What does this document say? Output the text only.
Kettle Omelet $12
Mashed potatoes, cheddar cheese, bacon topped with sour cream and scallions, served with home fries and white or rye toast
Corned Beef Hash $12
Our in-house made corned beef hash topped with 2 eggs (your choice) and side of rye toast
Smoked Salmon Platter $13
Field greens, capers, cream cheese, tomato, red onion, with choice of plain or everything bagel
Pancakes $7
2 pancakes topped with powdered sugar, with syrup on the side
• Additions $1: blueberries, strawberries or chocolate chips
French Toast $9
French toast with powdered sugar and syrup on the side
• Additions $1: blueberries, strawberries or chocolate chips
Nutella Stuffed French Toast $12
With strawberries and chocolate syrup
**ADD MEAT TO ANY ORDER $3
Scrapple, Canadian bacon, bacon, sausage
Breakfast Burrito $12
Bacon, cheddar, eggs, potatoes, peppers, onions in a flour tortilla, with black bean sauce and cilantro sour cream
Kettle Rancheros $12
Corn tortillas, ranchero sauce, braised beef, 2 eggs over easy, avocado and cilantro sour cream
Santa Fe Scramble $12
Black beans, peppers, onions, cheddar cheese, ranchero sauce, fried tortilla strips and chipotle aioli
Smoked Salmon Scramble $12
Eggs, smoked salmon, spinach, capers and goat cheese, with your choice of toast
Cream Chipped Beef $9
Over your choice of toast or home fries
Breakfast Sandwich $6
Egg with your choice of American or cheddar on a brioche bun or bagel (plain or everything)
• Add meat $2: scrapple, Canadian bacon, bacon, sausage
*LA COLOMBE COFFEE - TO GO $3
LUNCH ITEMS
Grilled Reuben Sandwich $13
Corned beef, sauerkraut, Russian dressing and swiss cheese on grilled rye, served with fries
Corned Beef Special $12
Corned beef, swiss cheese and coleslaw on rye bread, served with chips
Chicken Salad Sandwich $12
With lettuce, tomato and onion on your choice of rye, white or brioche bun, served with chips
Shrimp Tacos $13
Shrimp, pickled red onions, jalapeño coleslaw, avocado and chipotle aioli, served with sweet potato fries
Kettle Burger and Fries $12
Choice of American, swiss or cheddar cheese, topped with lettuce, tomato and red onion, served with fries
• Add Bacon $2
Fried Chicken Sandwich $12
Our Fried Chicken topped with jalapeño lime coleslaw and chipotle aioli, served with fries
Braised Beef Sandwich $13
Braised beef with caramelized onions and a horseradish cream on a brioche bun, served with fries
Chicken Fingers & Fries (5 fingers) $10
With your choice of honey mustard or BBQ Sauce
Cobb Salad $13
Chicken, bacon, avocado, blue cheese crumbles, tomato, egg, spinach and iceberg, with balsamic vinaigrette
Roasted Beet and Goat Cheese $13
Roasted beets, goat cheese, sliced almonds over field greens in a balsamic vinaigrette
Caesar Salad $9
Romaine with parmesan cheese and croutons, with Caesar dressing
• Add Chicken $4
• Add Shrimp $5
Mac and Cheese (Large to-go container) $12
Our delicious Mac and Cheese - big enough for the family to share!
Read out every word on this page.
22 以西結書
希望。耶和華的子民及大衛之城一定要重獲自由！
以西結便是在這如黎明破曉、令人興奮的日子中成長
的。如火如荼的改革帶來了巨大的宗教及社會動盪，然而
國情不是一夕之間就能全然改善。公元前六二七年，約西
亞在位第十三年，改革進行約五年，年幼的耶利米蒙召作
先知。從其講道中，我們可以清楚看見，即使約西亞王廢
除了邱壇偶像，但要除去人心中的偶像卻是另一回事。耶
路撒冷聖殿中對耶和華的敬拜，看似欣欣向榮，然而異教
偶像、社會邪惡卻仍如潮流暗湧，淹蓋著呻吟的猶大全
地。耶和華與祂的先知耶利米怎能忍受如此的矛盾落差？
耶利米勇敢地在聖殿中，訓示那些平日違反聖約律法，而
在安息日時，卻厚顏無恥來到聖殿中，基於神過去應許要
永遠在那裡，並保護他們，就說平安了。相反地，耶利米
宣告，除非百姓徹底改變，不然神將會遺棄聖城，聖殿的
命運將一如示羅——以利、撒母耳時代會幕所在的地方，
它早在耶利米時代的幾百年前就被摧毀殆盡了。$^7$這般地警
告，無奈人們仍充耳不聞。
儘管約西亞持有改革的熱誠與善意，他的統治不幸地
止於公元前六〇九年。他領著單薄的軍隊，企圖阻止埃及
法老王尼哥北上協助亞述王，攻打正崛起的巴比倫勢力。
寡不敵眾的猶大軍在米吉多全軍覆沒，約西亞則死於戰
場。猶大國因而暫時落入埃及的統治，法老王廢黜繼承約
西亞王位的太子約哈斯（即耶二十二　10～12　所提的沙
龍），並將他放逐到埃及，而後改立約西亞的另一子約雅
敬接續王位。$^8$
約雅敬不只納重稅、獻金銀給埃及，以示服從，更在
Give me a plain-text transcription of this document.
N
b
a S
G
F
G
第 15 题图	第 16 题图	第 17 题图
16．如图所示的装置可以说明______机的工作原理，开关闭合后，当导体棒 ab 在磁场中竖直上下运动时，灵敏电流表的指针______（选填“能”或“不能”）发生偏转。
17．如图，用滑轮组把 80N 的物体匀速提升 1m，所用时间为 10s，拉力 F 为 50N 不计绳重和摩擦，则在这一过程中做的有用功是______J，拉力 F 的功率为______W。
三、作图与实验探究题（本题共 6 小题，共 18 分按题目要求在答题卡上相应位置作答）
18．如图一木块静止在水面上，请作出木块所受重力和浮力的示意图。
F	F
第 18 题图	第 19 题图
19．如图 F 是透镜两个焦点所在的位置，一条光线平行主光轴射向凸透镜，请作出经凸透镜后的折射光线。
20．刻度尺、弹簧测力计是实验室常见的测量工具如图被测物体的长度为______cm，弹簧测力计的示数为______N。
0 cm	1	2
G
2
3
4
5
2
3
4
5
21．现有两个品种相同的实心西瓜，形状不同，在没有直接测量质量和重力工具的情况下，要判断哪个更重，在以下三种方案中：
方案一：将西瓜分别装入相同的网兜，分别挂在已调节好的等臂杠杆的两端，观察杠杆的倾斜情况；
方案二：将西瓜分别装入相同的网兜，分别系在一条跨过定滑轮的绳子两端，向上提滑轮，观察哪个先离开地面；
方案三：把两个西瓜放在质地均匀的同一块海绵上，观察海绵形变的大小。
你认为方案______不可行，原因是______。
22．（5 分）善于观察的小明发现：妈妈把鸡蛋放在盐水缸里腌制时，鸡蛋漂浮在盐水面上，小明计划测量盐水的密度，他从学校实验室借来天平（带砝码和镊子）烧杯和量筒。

§

### Direction
Set down each entry again, unchanged.

### Full answer
What does this document say? Output the text only.
Kettle Omelet $12
Mashed potatoes, cheddar cheese, bacon topped with sour cream and scallions, served with home fries and white or rye toast
Corned Beef Hash $12
Our in-house made corned beef hash topped with 2 eggs (your choice) and side of rye toast
Smoked Salmon Platter $13
Field greens, capers, cream cheese, tomato, red onion, with choice of plain or everything bagel
Pancakes $7
2 pancakes topped with powdered sugar, with syrup on the side
• Additions $1: blueberries, strawberries or chocolate chips
French Toast $9
French toast with powdered sugar and syrup on the side
• Additions $1: blueberries, strawberries or chocolate chips
Nutella Stuffed French Toast $12
With strawberries and chocolate syrup
**ADD MEAT TO ANY ORDER $3
Scrapple, Canadian bacon, bacon, sausage
Breakfast Burrito $12
Bacon, cheddar, eggs, potatoes, peppers, onions in a flour tortilla, with black bean sauce and cilantro sour cream
Kettle Rancheros $12
Corn tortillas, ranchero sauce, braised beef, 2 eggs over easy, avocado and cilantro sour cream
Santa Fe Scramble $12
Black beans, peppers, onions, cheddar cheese, ranchero sauce, fried tortilla strips and chipotle aioli
Smoked Salmon Scramble $12
Eggs, smoked salmon, spinach, capers and goat cheese, with your choice of toast
Cream Chipped Beef $9
Over your choice of toast or home fries
Breakfast Sandwich $6
Egg with your choice of American or cheddar on a brioche bun or bagel (plain or everything)
• Add meat $2: scrapple, Canadian bacon, bacon, sausage
*LA COLOMBE COFFEE - TO GO $3
LUNCH ITEMS
Grilled Reuben Sandwich $13
Corned beef, sauerkraut, Russian dressing and swiss cheese on grilled rye, served with fries
Corned Beef Special $12
Corned beef, swiss cheese and coleslaw on rye bread, served with chips
Chicken Salad Sandwich $12
With lettuce, tomato and onion on your choice of rye, white or brioche bun, served with chips
Shrimp Tacos $13
Shrimp, pickled red onions, jalapeño coleslaw, avocado and chipotle aioli, served with sweet potato fries
Kettle Burger and Fries $12
Choice of American, swiss or cheddar cheese, topped with lettuce, tomato and red onion, served with fries
• Add Bacon $2
Fried Chicken Sandwich $12
Our Fried Chicken topped with jalapeño lime coleslaw and chipotle aioli, served with fries
Braised Beef Sandwich $13
Braised beef with caramelized onions and a horseradish cream on a brioche bun, served with fries
Chicken Fingers & Fries (5 fingers) $10
With your choice of honey mustard or BBQ Sauce
Cobb Salad $13
Chicken, bacon, avocado, blue cheese crumbles, tomato, egg, spinach and iceberg, with balsamic vinaigrette
Roasted Beet and Goat Cheese $13
Roasted beets, goat cheese, sliced almonds over field greens in a balsamic vinaigrette
Caesar Salad $9
Romaine with parmesan cheese and croutons, with Caesar dressing
• Add Chicken $4
• Add Shrimp $5
Mac and Cheese (Large to-go container) $12
Our delicious Mac and Cheese - big enough for the family to share!
Read out every word on this page.
22 以西結書
希望。耶和華的子民及大衛之城一定要重獲自由！
以西結便是在這如黎明破曉、令人興奮的日子中成長
的。如火如荼的改革帶來了巨大的宗教及社會動盪，然而
國情不是一夕之間就能全然改善。公元前六二七年，約西
亞在位第十三年，改革進行約五年，年幼的耶利米蒙召作
先知。從其講道中，我們可以清楚看見，即使約西亞王廢
除了邱壇偶像，但要除去人心中的偶像卻是另一回事。耶
路撒冷聖殿中對耶和華的敬拜，看似欣欣向榮，然而異教
偶像、社會邪惡卻仍如潮流暗湧，淹蓋著呻吟的猶大全
地。耶和華與祂的先知耶利米怎能忍受如此的矛盾落差？
耶利米勇敢地在聖殿中，訓示那些平日違反聖約律法，而
在安息日時，卻厚顏無恥來到聖殿中，基於神過去應許要
永遠在那裡，並保護他們，就說平安了。相反地，耶利米
宣告，除非百姓徹底改變，不然神將會遺棄聖城，聖殿的
命運將一如示羅——以利、撒母耳時代會幕所在的地方，
它早在耶利米時代的幾百年前就被摧毀殆盡了。$^7$這般地警
告，無奈人們仍充耳不聞。
儘管約西亞持有改革的熱誠與善意，他的統治不幸地
止於公元前六〇九年。他領著單薄的軍隊，企圖阻止埃及
法老王尼哥北上協助亞述王，攻打正崛起的巴比倫勢力。
寡不敵眾的猶大軍在米吉多全軍覆沒，約西亞則死於戰
場。猶大國因而暫時落入埃及的統治，法老王廢黜繼承約
西亞王位的太子約哈斯（即耶二十二　10～12　所提的沙
龍），並將他放逐到埃及，而後改立約西亞的另一子約雅
敬接續王位。$^8$
約雅敬不只納重稅、獻金銀給埃及，以示服從，更在
Give me a plain-text transcription of this document.
N
b
a S
G
F
G
第 15 题图	第 16 题图	第 17 题图
16．如图所示的装置可以说明______机的工作原理，开关闭合后，当导体棒 ab 在磁场中竖直上下运动时，灵敏电流表的指针______（选填“能”或“不能”）发生偏转。
17．如图，用滑轮组把 80N 的物体匀速提升 1m，所用时间为 10s，拉力 F 为 50N 不计绳重和摩擦，则在这一过程中做的有用功是______J，拉力 F 的功率为______W。
三、作图与实验探究题（本题共 6 小题，共 18 分按题目要求在答题卡上相应位置作答）
18．如图一木块静止在水面上，请作出木块所受重力和浮力的示意图。
F	F
第 18 题图	第 19 题图
19．如图 F 是透镜两个焦点所在的位置，一条光线平行主光轴射向凸透镜，请作出经凸透镜后的折射光线。
20．刻度尺、弹簧测力计是实验室常见的测量工具如图被测物体的长度为______cm，弹簧测力计的示数为______N。
0 cm	1	2
G
2
3
4
5
2
3
4
5
21．现有两个品种相同的实心西瓜，形状不同，在没有直接测量质量和重力工具的情况下，要判断哪个更重，在以下三种方案中：
方案一：将西瓜分别装入相同的网兜，分别挂在已调节好的等臂杠杆的两端，观察杠杆的倾斜情况；
方案二：将西瓜分别装入相同的网兜，分别系在一条跨过定滑轮的绳子两端，向上提滑轮，观察哪个先离开地面；
方案三：把两个西瓜放在质地均匀的同一块海绵上，观察海绵形变的大小。
你认为方案______不可行，原因是______。
22．（5 分）善于观察的小明发现：妈妈把鸡蛋放在盐水缸里腌制时，鸡蛋漂浮在盐水面上，小明计划测量盐水的密度，他从学校实验室借来天平（带砝码和镊子）烧杯和量筒。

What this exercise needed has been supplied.